◆ **Task objective**
In the listing below, count the lines with "color" and report only the figure.

Data extracted from a collection:
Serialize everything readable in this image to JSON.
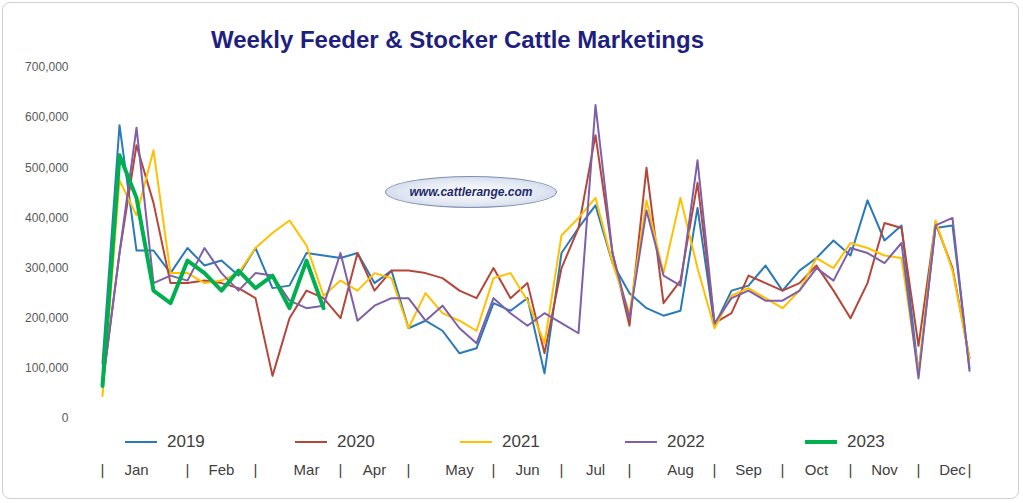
{
  "chart_data": {
    "type": "line",
    "title": "Weekly Feeder & Stocker Cattle Marketings",
    "annotations": [
      "www.cattlerange.com"
    ],
    "categories": [
      "|",
      null,
      "Jan",
      null,
      null,
      "|",
      null,
      "Feb",
      null,
      "|",
      null,
      null,
      "Mar",
      null,
      "|",
      null,
      "Apr",
      null,
      "|",
      null,
      null,
      "May",
      null,
      "|",
      null,
      "Jun",
      null,
      "|",
      null,
      "Jul",
      null,
      "|",
      null,
      null,
      "Aug",
      null,
      "|",
      null,
      "Sep",
      null,
      "|",
      null,
      "Oct",
      null,
      "|",
      null,
      "Nov",
      null,
      "|",
      null,
      "Dec",
      "|"
    ],
    "series": [
      {
        "name": "2019",
        "color": "#2a7ab8",
        "values": [
          110000,
          585000,
          335000,
          335000,
          290000,
          340000,
          305000,
          315000,
          285000,
          340000,
          260000,
          265000,
          330000,
          325000,
          320000,
          330000,
          270000,
          295000,
          180000,
          195000,
          175000,
          130000,
          140000,
          230000,
          215000,
          240000,
          90000,
          330000,
          380000,
          425000,
          310000,
          250000,
          220000,
          205000,
          215000,
          420000,
          185000,
          255000,
          265000,
          305000,
          255000,
          295000,
          320000,
          355000,
          325000,
          435000,
          355000,
          385000,
          90000,
          380000,
          385000,
          100000
        ]
      },
      {
        "name": "2020",
        "color": "#b5473a",
        "values": [
          65000,
          330000,
          545000,
          430000,
          270000,
          270000,
          275000,
          270000,
          260000,
          240000,
          85000,
          200000,
          255000,
          240000,
          200000,
          330000,
          255000,
          295000,
          295000,
          290000,
          280000,
          255000,
          240000,
          300000,
          240000,
          270000,
          130000,
          300000,
          380000,
          565000,
          330000,
          185000,
          500000,
          230000,
          275000,
          470000,
          190000,
          210000,
          285000,
          270000,
          255000,
          270000,
          305000,
          255000,
          200000,
          270000,
          390000,
          380000,
          145000,
          390000,
          300000,
          120000
        ]
      },
      {
        "name": "2021",
        "color": "#ffc000",
        "values": [
          45000,
          475000,
          405000,
          535000,
          290000,
          290000,
          270000,
          275000,
          290000,
          340000,
          370000,
          395000,
          345000,
          245000,
          275000,
          255000,
          290000,
          280000,
          180000,
          250000,
          210000,
          195000,
          175000,
          280000,
          290000,
          235000,
          150000,
          365000,
          400000,
          440000,
          310000,
          210000,
          435000,
          290000,
          440000,
          300000,
          180000,
          245000,
          260000,
          240000,
          220000,
          255000,
          320000,
          300000,
          350000,
          340000,
          325000,
          320000,
          90000,
          395000,
          295000,
          120000
        ]
      },
      {
        "name": "2022",
        "color": "#7f5fa8",
        "values": [
          65000,
          330000,
          580000,
          270000,
          285000,
          275000,
          340000,
          290000,
          255000,
          290000,
          285000,
          235000,
          220000,
          225000,
          330000,
          195000,
          225000,
          240000,
          240000,
          195000,
          225000,
          180000,
          150000,
          240000,
          210000,
          185000,
          210000,
          190000,
          170000,
          625000,
          330000,
          200000,
          415000,
          285000,
          265000,
          515000,
          190000,
          240000,
          255000,
          235000,
          235000,
          255000,
          300000,
          275000,
          340000,
          330000,
          310000,
          350000,
          80000,
          385000,
          400000,
          95000
        ]
      },
      {
        "name": "2023",
        "color": "#00b050",
        "values": [
          65000,
          525000,
          440000,
          255000,
          230000,
          315000,
          290000,
          255000,
          295000,
          260000,
          285000,
          220000,
          315000,
          220000,
          null,
          null,
          null,
          null,
          null,
          null,
          null,
          null,
          null,
          null,
          null,
          null,
          null,
          null,
          null,
          null,
          null,
          null,
          null,
          null,
          null,
          null,
          null,
          null,
          null,
          null,
          null,
          null,
          null,
          null,
          null,
          null,
          null,
          null,
          null,
          null,
          null,
          null
        ]
      }
    ],
    "ylim": [
      0,
      700000
    ],
    "yticks": [
      0,
      {
        "value": 100000,
        "label": "100,000"
      },
      {
        "value": 200000,
        "label": "200,000"
      },
      {
        "value": 300000,
        "label": "300,000"
      },
      {
        "value": 400000,
        "label": "400,000"
      },
      {
        "value": 500000,
        "label": "500,000"
      },
      {
        "value": 600000,
        "label": "600,000"
      },
      {
        "value": 700000,
        "label": "700,000"
      }
    ],
    "grid": false,
    "legend": "bottom"
  }
}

◆ **Exercise response**
5